**** Record extracts ****

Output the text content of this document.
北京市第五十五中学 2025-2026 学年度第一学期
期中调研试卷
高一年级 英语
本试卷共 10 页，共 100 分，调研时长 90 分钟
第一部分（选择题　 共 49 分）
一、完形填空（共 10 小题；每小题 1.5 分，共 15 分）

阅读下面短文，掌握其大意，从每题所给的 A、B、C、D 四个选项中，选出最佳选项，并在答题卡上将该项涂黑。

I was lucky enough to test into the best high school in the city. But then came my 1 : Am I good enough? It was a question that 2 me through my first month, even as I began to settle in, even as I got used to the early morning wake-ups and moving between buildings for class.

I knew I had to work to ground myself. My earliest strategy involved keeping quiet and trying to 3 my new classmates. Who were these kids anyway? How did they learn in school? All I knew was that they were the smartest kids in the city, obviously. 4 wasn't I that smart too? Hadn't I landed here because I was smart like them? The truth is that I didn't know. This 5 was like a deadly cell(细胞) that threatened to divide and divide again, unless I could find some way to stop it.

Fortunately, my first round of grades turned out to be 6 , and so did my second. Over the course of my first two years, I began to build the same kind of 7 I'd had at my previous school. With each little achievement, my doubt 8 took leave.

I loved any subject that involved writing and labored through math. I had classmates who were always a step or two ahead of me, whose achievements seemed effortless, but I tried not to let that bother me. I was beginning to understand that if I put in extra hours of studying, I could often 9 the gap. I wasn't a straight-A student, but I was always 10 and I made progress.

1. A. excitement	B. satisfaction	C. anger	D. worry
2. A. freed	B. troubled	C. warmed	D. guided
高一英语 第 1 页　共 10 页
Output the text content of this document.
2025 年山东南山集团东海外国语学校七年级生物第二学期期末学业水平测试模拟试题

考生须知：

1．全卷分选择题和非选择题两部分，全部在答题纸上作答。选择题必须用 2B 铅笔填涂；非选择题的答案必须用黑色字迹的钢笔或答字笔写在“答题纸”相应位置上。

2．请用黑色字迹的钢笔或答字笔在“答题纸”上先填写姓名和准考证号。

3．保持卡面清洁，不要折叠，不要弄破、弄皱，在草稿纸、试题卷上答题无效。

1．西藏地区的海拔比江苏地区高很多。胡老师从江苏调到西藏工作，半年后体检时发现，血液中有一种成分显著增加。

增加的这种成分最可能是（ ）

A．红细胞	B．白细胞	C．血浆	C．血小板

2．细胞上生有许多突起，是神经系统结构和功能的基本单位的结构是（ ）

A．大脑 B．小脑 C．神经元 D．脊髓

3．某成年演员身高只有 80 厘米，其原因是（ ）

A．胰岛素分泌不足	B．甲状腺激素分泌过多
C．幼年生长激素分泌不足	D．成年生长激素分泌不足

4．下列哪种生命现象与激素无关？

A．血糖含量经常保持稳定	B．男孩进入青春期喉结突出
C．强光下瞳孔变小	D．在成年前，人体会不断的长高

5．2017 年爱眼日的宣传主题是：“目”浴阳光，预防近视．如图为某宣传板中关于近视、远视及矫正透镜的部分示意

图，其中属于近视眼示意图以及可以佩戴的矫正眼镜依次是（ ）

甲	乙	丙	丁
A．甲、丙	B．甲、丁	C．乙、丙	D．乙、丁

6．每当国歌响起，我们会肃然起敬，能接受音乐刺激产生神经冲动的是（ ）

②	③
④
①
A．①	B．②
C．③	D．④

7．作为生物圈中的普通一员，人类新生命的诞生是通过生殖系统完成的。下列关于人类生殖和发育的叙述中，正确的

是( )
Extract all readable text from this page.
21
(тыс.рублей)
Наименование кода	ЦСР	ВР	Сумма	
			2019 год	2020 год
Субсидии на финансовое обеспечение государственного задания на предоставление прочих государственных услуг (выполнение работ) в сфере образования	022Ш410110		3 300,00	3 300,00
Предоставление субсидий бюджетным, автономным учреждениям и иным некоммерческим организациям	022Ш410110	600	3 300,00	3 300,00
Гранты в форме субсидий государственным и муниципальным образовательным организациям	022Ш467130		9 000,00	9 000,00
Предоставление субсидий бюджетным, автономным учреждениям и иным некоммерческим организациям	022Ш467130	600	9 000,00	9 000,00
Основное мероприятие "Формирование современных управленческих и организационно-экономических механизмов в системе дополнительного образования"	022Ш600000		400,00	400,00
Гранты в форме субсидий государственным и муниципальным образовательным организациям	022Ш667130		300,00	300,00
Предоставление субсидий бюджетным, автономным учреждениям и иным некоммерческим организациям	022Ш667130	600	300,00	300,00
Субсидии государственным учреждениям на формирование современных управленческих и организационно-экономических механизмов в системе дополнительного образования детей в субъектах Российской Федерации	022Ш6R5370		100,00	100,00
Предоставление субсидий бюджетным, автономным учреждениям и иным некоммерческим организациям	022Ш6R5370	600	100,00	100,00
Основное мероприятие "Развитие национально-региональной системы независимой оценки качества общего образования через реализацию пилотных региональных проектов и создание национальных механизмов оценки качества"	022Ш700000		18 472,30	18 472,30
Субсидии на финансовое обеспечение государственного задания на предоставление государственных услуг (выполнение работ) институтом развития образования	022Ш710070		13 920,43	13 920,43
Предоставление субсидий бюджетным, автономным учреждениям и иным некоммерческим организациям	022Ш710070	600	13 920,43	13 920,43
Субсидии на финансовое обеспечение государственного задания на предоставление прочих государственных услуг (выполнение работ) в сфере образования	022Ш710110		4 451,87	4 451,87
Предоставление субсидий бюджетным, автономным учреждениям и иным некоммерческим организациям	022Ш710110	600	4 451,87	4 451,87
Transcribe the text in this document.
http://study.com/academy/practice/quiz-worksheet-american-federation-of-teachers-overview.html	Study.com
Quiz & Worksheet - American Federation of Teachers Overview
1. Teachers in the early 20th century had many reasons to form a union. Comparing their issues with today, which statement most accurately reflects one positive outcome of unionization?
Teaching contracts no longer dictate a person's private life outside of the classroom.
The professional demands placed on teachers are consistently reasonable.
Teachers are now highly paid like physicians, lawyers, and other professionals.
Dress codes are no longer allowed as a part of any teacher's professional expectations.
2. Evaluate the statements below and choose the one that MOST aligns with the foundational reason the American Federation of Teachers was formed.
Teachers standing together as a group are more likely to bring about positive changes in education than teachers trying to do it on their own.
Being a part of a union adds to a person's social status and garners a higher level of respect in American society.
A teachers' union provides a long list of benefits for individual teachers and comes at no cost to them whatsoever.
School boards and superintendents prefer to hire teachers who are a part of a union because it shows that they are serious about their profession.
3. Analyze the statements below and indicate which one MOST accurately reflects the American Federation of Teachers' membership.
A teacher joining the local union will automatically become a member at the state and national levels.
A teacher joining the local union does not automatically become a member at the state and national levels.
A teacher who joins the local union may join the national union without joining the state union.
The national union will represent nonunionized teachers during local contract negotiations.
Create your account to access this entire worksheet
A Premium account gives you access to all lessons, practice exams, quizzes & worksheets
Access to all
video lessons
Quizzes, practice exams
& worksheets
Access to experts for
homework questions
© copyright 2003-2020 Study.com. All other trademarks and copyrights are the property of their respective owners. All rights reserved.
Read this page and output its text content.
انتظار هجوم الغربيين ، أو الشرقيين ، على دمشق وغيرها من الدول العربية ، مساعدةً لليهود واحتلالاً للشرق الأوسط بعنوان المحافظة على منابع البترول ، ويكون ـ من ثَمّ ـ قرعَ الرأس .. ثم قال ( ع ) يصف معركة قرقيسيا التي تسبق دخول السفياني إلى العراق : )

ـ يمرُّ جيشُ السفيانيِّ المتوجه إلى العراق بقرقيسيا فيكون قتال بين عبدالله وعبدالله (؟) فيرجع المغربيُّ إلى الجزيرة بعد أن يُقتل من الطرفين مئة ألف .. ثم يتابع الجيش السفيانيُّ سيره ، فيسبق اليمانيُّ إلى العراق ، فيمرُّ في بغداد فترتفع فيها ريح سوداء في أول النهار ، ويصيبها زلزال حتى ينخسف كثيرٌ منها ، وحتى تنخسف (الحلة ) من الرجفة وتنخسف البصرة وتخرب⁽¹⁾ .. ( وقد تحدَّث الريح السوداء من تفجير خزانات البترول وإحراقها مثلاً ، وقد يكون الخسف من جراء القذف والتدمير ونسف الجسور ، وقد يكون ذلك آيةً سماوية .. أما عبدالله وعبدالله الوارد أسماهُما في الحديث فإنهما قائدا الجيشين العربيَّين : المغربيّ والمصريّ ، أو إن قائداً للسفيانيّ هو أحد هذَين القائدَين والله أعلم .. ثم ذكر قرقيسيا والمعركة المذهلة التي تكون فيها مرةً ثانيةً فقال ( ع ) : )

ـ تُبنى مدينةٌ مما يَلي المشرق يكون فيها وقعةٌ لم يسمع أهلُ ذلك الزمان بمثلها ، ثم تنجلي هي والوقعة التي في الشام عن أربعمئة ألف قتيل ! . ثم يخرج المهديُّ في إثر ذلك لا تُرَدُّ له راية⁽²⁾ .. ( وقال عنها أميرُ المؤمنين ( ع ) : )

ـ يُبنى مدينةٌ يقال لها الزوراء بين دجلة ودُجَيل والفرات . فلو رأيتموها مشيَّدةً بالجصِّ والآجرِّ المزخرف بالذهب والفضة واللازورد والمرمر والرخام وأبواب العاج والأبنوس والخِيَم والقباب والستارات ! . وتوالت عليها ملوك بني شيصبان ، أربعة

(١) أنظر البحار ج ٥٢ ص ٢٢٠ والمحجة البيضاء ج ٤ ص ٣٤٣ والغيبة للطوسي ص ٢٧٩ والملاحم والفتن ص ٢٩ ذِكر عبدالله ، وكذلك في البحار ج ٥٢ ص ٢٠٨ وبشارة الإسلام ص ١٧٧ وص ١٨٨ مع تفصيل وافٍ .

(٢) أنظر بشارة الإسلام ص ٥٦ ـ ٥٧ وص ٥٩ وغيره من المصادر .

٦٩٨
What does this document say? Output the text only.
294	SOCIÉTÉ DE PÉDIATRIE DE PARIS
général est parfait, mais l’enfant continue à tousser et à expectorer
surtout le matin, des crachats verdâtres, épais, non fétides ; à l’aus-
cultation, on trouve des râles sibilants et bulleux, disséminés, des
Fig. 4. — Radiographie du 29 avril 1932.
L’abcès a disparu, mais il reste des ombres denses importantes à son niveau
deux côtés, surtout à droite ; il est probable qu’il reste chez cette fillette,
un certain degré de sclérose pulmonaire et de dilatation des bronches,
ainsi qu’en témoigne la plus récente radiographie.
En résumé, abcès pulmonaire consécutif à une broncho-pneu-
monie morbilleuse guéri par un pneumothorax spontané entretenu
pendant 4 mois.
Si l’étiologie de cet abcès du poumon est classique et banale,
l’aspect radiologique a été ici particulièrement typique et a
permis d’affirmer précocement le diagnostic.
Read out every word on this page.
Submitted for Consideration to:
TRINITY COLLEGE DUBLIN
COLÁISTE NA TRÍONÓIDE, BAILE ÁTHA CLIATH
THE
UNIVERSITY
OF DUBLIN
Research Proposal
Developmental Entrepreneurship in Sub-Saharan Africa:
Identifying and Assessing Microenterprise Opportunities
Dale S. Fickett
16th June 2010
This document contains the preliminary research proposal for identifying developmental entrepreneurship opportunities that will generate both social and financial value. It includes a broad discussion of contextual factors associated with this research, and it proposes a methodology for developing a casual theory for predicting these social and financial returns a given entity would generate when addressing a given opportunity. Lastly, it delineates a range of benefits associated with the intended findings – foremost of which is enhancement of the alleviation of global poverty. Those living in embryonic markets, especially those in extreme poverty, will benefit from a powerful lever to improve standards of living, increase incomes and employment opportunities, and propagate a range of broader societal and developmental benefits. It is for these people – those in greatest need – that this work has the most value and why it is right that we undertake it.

****

* [Exercise details] Beginning at the line that contains "Read out every word on this page.", retype each line of the listing up to and including the last one, exactly as it stands, and nothing else.

* [Completed task]
Read out every word on this page.
Submitted for Consideration to:
TRINITY COLLEGE DUBLIN
COLÁISTE NA TRÍONÓIDE, BAILE ÁTHA CLIATH
THE
UNIVERSITY
OF DUBLIN
Research Proposal
Developmental Entrepreneurship in Sub-Saharan Africa:
Identifying and Assessing Microenterprise Opportunities
Dale S. Fickett
16th June 2010
This document contains the preliminary research proposal for identifying developmental entrepreneurship opportunities that will generate both social and financial value. It includes a broad discussion of contextual factors associated with this research, and it proposes a methodology for developing a casual theory for predicting these social and financial returns a given entity would generate when addressing a given opportunity. Lastly, it delineates a range of benefits associated with the intended findings – foremost of which is enhancement of the alleviation of global poverty. Those living in embryonic markets, especially those in extreme poverty, will benefit from a powerful lever to improve standards of living, increase incomes and employment opportunities, and propagate a range of broader societal and developmental benefits. It is for these people – those in greatest need – that this work has the most value and why it is right that we undertake it.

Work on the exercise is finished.